**DO THIS**.
Copy out every line of the records where the string "实际完成税费" occurs.
>> start AVAILABLE RECORDS
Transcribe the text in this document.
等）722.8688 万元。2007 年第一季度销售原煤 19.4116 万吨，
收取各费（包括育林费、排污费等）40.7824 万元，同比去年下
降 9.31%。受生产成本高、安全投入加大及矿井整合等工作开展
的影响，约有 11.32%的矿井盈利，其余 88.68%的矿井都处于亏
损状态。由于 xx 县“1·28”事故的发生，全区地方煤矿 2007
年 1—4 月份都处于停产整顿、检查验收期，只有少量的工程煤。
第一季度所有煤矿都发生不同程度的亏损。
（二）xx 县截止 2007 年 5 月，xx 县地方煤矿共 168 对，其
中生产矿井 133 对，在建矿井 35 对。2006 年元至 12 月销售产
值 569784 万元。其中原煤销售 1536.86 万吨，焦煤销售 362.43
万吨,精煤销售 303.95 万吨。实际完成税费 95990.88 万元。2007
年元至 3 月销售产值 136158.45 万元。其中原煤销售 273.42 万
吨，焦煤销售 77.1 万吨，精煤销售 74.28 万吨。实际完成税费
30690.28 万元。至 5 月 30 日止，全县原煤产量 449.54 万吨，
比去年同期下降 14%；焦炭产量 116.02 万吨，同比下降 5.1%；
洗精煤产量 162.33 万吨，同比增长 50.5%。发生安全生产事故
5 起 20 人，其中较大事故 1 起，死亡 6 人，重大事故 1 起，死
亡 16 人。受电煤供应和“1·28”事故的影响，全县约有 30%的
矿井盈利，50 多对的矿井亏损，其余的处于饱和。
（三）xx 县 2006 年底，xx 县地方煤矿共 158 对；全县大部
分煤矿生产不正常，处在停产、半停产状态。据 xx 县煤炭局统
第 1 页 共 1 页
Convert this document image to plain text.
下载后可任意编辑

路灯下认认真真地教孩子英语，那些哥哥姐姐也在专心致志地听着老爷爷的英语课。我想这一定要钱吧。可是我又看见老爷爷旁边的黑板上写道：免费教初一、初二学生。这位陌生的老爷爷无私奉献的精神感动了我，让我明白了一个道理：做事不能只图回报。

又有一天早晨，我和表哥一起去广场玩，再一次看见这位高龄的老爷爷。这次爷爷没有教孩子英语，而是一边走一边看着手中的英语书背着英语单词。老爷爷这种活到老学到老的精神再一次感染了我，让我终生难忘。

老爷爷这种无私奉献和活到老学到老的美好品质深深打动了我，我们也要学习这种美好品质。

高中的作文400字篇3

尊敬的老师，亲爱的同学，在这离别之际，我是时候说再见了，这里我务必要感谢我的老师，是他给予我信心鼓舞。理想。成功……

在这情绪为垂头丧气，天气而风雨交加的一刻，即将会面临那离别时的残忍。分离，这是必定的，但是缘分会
>> end AVAILABLE RECORDS
**FINAL RESULT**.
万吨,精煤销售 303.95 万吨。实际完成税费 95990.88 万元。2007
吨，焦煤销售 77.1 万吨，精煤销售 74.28 万吨。实际完成税费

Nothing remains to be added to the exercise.